-- WRITTEN REQUEST --
Identify, in the records below, every line where the string "sector" appears, and copy each such line.

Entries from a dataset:
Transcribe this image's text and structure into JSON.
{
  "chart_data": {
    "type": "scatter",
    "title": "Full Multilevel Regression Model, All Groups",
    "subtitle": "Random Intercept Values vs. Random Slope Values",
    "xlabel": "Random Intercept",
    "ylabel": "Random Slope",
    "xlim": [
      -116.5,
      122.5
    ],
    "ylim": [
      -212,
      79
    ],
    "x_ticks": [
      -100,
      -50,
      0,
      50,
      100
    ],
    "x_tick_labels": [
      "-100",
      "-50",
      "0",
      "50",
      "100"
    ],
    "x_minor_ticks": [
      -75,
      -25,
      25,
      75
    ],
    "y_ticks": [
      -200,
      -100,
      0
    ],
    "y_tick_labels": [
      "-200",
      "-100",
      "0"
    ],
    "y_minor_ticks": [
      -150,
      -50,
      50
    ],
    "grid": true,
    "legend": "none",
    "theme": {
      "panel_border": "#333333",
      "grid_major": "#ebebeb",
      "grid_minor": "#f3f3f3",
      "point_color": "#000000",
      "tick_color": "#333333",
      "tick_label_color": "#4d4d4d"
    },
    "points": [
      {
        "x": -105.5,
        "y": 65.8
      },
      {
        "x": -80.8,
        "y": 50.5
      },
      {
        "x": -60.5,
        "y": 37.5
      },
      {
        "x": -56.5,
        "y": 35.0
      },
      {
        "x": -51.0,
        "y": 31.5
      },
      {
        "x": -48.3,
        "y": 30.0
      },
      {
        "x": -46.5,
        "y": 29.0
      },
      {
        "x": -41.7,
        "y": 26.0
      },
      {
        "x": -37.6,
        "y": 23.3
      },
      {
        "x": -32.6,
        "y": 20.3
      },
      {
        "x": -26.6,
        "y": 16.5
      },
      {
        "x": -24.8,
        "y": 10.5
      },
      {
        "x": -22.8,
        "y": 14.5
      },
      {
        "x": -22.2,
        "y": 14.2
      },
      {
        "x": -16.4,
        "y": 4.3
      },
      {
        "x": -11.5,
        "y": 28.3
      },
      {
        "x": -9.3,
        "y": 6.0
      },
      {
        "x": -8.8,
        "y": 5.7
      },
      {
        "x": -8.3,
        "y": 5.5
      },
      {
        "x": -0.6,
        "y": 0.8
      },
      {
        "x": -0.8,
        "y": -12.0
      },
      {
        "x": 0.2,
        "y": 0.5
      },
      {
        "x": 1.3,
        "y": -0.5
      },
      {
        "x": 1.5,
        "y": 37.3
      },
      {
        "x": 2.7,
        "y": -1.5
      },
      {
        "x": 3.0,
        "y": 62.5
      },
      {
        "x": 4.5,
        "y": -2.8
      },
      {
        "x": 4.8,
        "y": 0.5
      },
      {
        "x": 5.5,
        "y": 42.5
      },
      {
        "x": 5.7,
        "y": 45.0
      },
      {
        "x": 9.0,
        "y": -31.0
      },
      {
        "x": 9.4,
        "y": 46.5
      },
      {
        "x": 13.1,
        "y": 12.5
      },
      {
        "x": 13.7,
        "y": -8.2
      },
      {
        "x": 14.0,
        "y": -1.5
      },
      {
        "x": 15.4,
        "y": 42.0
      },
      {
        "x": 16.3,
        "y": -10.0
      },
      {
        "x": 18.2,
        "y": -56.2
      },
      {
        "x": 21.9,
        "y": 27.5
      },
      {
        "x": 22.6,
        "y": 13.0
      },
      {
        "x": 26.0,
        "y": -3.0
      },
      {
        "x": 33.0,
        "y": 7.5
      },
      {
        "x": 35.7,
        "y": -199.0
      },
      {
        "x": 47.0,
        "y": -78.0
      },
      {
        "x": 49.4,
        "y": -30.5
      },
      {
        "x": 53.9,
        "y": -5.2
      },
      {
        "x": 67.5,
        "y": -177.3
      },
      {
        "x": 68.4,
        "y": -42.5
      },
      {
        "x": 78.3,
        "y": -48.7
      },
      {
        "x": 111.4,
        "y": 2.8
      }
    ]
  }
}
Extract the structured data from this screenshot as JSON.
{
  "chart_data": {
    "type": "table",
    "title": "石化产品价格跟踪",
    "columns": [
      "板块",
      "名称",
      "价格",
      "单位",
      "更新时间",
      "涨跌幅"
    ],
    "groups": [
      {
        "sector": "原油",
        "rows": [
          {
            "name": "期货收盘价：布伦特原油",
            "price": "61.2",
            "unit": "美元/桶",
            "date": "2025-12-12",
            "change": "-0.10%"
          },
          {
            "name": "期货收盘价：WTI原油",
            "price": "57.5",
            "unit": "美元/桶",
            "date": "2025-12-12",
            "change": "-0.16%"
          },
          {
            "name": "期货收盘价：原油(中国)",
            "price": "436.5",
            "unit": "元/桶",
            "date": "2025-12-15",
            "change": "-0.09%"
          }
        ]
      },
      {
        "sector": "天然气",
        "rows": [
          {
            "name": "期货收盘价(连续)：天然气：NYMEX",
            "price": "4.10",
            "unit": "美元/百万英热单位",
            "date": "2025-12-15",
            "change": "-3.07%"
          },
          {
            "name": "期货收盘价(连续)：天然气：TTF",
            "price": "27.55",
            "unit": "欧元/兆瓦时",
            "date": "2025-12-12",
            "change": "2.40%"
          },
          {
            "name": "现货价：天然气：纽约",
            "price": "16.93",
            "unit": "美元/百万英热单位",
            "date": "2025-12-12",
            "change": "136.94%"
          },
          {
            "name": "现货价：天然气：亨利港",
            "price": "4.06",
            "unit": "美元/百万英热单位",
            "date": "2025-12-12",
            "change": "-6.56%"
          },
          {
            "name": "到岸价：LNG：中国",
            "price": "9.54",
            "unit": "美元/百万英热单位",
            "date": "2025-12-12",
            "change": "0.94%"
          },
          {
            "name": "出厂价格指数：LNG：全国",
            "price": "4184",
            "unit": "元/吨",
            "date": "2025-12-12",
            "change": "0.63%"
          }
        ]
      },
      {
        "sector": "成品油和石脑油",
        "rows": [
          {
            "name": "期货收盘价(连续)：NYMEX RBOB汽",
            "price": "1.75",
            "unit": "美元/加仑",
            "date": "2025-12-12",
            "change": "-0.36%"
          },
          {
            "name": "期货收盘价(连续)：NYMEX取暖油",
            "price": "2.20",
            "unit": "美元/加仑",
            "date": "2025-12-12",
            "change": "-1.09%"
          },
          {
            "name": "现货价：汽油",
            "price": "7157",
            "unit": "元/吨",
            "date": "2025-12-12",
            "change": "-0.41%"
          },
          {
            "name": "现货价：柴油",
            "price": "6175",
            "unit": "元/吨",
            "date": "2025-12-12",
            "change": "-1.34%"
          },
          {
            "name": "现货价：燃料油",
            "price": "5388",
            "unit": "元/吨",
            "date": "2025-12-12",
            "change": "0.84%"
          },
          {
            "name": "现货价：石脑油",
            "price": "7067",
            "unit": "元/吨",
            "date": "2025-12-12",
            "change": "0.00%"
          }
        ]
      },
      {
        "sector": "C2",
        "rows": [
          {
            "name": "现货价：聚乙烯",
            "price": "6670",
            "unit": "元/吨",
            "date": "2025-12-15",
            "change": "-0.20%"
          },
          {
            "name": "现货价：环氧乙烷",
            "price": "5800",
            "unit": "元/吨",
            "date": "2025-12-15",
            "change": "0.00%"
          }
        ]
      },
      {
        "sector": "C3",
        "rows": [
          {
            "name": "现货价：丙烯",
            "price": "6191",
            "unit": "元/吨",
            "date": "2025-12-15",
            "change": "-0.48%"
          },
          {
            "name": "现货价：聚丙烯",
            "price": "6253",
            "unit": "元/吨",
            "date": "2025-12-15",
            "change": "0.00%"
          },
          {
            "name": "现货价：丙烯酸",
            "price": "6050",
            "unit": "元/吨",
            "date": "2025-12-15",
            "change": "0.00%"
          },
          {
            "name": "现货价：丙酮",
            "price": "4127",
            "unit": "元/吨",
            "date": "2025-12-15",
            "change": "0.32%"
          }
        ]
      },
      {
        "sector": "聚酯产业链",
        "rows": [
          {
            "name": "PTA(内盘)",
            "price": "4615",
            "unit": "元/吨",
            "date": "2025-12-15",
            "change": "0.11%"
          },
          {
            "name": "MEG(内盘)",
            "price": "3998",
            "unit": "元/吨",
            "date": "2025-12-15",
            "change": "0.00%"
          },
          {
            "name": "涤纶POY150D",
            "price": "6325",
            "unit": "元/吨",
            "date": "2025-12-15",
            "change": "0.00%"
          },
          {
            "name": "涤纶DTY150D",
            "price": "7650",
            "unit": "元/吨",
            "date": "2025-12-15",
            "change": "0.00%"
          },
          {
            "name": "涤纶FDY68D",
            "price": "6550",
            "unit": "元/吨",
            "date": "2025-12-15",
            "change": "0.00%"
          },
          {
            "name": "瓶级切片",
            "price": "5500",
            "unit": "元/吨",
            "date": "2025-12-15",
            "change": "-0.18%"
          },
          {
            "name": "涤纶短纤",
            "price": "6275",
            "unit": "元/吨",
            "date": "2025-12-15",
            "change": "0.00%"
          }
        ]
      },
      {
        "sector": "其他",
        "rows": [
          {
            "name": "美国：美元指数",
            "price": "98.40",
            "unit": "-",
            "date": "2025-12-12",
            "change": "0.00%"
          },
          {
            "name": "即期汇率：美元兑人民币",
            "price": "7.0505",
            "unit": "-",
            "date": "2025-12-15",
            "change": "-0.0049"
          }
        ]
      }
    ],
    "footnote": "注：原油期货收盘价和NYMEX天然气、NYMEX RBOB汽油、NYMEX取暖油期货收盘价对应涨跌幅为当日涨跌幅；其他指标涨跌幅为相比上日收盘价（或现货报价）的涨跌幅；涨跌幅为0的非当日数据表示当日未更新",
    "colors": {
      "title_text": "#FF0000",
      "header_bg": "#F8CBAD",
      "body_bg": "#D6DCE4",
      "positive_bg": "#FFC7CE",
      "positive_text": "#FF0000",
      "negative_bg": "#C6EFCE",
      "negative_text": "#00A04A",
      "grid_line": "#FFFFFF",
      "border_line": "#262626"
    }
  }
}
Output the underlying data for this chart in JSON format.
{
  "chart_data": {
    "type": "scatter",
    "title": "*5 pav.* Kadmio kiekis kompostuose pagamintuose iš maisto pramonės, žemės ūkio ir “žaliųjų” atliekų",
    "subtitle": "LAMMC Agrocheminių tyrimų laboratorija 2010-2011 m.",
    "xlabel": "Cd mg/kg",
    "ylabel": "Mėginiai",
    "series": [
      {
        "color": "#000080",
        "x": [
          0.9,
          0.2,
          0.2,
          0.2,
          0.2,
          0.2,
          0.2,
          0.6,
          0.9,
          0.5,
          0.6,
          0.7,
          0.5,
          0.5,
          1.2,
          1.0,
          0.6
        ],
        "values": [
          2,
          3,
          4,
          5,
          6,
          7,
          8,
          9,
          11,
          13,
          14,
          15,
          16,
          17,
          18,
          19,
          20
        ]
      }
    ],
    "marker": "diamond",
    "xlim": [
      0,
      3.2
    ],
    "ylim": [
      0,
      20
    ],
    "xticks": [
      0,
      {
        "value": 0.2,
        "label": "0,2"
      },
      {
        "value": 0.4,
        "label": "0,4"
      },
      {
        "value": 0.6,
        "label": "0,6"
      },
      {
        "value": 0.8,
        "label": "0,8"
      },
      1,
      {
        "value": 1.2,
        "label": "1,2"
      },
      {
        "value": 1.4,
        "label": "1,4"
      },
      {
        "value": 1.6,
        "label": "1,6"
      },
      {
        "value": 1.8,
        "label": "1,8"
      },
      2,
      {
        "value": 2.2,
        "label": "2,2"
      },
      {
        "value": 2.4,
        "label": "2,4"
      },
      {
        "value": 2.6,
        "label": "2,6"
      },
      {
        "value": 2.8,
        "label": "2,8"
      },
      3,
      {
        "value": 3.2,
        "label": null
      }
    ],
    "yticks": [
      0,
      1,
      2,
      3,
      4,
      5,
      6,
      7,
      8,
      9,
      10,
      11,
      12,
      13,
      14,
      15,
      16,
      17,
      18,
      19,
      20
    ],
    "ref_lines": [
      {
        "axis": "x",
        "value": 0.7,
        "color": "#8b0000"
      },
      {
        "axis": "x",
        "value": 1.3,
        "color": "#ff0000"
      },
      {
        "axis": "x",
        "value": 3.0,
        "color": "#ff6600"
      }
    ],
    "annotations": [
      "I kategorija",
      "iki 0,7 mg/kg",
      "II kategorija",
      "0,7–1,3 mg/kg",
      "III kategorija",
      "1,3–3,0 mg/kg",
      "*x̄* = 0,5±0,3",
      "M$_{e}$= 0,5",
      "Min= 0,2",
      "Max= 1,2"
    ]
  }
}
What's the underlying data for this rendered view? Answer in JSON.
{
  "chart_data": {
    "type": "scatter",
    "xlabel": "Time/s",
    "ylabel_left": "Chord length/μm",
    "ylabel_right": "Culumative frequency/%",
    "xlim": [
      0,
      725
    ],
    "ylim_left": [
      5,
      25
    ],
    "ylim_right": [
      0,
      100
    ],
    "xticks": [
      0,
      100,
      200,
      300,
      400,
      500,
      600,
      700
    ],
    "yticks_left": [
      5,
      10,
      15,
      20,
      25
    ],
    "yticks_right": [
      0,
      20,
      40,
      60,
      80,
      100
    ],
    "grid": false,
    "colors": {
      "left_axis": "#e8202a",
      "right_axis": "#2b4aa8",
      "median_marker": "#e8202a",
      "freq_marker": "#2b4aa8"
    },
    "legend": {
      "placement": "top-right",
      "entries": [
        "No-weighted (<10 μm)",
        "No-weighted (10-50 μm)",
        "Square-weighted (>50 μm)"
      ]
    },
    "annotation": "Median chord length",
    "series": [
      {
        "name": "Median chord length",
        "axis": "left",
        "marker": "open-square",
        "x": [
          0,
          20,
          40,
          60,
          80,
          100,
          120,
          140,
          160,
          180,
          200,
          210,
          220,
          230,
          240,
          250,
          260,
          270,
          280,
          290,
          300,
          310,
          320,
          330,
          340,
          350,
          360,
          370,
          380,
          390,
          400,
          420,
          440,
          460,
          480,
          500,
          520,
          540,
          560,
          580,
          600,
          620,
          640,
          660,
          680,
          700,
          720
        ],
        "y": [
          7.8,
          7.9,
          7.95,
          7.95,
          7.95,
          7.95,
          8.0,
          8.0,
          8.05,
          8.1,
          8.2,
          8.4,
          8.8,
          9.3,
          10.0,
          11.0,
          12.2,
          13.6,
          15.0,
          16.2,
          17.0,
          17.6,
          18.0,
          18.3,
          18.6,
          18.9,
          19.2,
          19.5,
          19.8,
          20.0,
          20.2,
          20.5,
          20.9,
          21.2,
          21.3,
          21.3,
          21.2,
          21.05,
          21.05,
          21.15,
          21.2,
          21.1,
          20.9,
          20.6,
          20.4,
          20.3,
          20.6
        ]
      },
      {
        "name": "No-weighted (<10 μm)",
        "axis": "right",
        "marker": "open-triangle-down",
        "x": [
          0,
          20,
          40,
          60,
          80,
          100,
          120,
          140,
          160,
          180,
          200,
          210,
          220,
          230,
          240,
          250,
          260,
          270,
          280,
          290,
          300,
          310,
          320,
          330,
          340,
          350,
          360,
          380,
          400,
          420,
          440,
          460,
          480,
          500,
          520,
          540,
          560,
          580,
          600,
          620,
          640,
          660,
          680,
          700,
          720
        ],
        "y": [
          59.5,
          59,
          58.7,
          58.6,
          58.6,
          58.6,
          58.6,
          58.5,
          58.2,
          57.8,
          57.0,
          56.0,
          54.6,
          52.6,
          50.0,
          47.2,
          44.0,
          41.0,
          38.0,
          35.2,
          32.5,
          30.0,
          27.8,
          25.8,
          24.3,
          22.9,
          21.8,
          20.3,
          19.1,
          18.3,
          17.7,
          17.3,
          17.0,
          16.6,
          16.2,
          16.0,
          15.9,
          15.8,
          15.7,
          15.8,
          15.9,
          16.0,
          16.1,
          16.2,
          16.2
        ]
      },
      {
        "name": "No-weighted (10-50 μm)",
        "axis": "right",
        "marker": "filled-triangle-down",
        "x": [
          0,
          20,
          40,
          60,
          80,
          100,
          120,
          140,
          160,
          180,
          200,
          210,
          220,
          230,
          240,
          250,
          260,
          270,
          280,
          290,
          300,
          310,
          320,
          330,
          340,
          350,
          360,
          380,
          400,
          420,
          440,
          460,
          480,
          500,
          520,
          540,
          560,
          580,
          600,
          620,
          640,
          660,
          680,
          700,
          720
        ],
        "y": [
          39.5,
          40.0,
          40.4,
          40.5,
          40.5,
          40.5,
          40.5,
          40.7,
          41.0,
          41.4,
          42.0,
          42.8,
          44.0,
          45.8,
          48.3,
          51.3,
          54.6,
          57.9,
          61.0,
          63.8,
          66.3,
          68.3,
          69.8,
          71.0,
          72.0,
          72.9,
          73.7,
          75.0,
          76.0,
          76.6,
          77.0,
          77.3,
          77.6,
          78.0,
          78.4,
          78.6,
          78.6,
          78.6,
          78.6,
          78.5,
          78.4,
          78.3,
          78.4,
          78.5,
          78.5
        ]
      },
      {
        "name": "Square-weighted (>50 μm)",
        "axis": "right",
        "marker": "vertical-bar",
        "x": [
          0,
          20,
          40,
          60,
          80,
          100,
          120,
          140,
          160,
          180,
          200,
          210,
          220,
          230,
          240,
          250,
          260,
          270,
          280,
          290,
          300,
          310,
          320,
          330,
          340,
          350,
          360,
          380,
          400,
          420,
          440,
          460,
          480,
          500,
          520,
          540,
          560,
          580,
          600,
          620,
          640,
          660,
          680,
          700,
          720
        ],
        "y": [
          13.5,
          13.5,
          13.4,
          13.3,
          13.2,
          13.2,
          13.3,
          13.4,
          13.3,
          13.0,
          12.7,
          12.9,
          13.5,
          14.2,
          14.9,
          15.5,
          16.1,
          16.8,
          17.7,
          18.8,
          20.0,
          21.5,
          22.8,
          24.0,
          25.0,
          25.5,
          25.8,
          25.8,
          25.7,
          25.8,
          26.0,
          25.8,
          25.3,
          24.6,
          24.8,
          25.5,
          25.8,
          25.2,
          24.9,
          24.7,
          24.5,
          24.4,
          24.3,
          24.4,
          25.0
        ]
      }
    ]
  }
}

-- WRITTEN RESPONSE --
        "sector": "原油",
        "sector": "天然气",
        "sector": "成品油和石脑油",
        "sector": "C2",
        "sector": "C3",
        "sector": "聚酯产业链",
        "sector": "其他",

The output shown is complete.